Task prompt:
Each line of the data that includes the string "true" is to be copied out.

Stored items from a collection
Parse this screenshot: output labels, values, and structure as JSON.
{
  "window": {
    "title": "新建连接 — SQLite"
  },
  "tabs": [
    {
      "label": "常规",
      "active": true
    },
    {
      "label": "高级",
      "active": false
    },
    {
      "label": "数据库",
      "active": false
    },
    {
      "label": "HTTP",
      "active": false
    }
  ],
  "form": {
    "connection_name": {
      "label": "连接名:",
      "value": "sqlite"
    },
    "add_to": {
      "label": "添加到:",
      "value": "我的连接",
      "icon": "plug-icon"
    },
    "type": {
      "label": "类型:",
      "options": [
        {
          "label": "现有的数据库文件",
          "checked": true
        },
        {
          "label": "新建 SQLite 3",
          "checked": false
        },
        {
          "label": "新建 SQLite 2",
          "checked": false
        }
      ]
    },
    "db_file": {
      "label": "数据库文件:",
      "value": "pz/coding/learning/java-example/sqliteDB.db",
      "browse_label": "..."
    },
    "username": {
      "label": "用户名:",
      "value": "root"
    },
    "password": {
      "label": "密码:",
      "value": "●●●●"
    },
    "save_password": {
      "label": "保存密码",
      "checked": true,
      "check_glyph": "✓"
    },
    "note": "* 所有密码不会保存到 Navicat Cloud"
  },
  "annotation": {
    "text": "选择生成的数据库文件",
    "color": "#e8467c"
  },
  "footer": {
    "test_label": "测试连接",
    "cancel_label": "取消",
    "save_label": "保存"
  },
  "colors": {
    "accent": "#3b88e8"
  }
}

Output below:
      "active": true
          "checked": true
      "checked": true,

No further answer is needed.